## Stored entries
.....
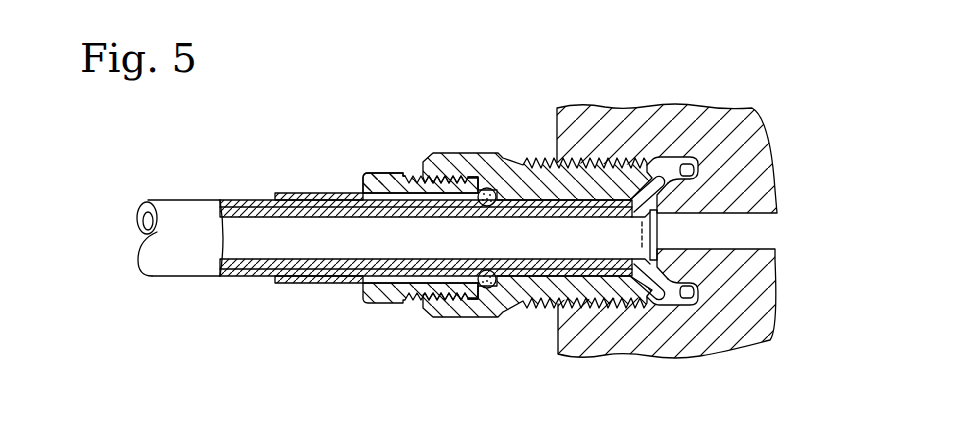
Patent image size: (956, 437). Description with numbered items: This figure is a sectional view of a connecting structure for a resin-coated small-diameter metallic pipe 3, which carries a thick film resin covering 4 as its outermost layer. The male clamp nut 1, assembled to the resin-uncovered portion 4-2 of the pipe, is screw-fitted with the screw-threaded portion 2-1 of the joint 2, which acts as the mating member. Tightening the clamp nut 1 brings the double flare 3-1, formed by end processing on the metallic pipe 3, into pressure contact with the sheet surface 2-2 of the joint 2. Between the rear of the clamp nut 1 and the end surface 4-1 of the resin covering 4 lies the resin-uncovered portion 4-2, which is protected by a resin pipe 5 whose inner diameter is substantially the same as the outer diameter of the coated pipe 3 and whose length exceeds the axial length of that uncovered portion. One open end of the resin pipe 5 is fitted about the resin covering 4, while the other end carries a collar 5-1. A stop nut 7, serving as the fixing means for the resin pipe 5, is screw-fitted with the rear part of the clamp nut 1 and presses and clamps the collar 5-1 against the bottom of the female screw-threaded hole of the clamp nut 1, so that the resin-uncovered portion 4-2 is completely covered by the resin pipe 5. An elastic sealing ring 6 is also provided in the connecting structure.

The clamp nut 1 is at (503, 153).
The joint 2 is at (660, 118).
The screw-threaded portion 2-1 is at (673, 157).
The sheet surface 2-2 is at (686, 174).
The resin-coated small-diameter metallic pipe 3 is at (180, 200).
The double flare 3-1 is at (672, 284).
The thick film resin covering 4 is at (253, 200).
The end surface of the resin-coated layer 4-1 is at (352, 283).
The resin-uncovered portion 4-2 is at (396, 198).
The resin pipe 5 is at (310, 193).
The collar 5-1 is at (484, 189).
The elastic sealing ring 6 is at (484, 290).
The stop nut 7 is at (372, 173).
.....
## CHALLENGE
Reproduce all of the lines above, swapping every occurrence of "connecting structure" for "coupling structure" and leaving everything else as it is. Omit the picture from your answer.

## ANSWER TO THE PROBLEM
Patent image size: (956, 437). Description with numbered items: This figure is a sectional view of a coupling structure for a resin-coated small-diameter metallic pipe 3, which carries a thick film resin covering 4 as its outermost layer. The male clamp nut 1, assembled to the resin-uncovered portion 4-2 of the pipe, is screw-fitted with the screw-threaded portion 2-1 of the joint 2, which acts as the mating member. Tightening the clamp nut 1 brings the double flare 3-1, formed by end processing on the metallic pipe 3, into pressure contact with the sheet surface 2-2 of the joint 2. Between the rear of the clamp nut 1 and the end surface 4-1 of the resin covering 4 lies the resin-uncovered portion 4-2, which is protected by a resin pipe 5 whose inner diameter is substantially the same as the outer diameter of the coated pipe 3 and whose length exceeds the axial length of that uncovered portion. One open end of the resin pipe 5 is fitted about the resin covering 4, while the other end carries a collar 5-1. A stop nut 7, serving as the fixing means for the resin pipe 5, is screw-fitted with the rear part of the clamp nut 1 and presses and clamps the collar 5-1 against the bottom of the female screw-threaded hole of the clamp nut 1, so that the resin-uncovered portion 4-2 is completely covered by the resin pipe 5. An elastic sealing ring 6 is also provided in the coupling structure.

The clamp nut 1 is at (503, 153).
The joint 2 is at (660, 118).
The screw-threaded portion 2-1 is at (673, 157).
The sheet surface 2-2 is at (686, 174).
The resin-coated small-diameter metallic pipe 3 is at (180, 200).
The double flare 3-1 is at (672, 284).
The thick film resin covering 4 is at (253, 200).
The end surface of the resin-coated layer 4-1 is at (352, 283).
The resin-uncovered portion 4-2 is at (396, 198).
The resin pipe 5 is at (310, 193).
The collar 5-1 is at (484, 189).
The elastic sealing ring 6 is at (484, 290).
The stop nut 7 is at (372, 173).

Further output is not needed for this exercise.